CONSEGNA 1 → Secondo il testo sul Milan, quanto costano oggi i giocatori che ti fanno fare il salto di qualità?
CONSEGNA 2 → Elenca, per favore, tutti i numeri che compaiono nel testo sul Milan e indica a che cosa si riferisce ciascuno.
CONSEGNA 3 → In base al testo sul Milan, perché l'esborso per i top players sarebbe insostenibile?
::: ESTRATTO DEL TESTO
Può piacere o meno, ma la situazione del Milan è proprio quella descritta dall’ex dirigente dell’Arsenal. Ripeto, può piacere o meno. Ma è così. E’ drammaticamente, terribilmente così. E pensate che, tutto sommato, stiamo decisamente meglio oggi che negli ultimi 8 anni. Stiamo meglio, ma non possiamo immaginare nemmeno lontanamente di poter – attraverso il mercato .- rendere sensibilmente più competitiva questa squadra nell’immediato. Escludendo intuizioni clamorose o colpi di fortuna inattesi, si intende. Oggi i giocatori che ti fanno fare il salto di qualità costano dai 40-50 milioni (come minimo) in su. E, ammesso e non concesso che questi top players accettino l’eventuale rossonera, l’esborso sarebbe insostenibile, anche per i limiti che il rispetto dei parametri di bilancio impone. Quindi largo ai giovani, sperando di sceglierli bene e che diventino campioni con la nostra maglia.
::::::
::: MATERIALE FORNITO
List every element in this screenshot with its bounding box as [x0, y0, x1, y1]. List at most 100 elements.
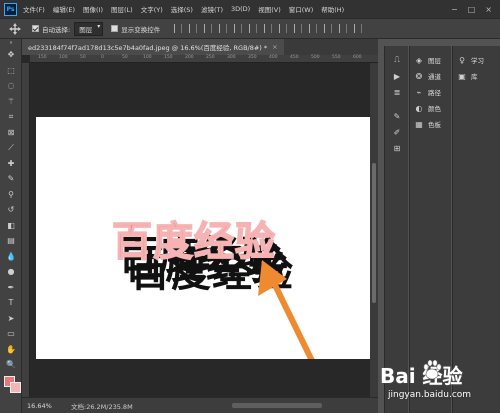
::::::
RISPOSTA SCRITTA 1 → Costano dai 40-50 milioni, come minimo, in su.

RISPOSTA SCRITTA 2 →
- 8: gli ultimi 8 anni, rispetto ai quali oggi si sta decisamente meglio.
- 40: la cifra minima, in milioni, del costo dei giocatori che fanno fare il salto di qualità.
- 50: l'altro estremo della stessa cifra minima, in milioni, di quel costo.

RISPOSTA SCRITTA 3 → Questi giocatori costano dai 40-50 milioni in su. A pesare sono anche i limiti imposti dal rispetto dei parametri di bilancio.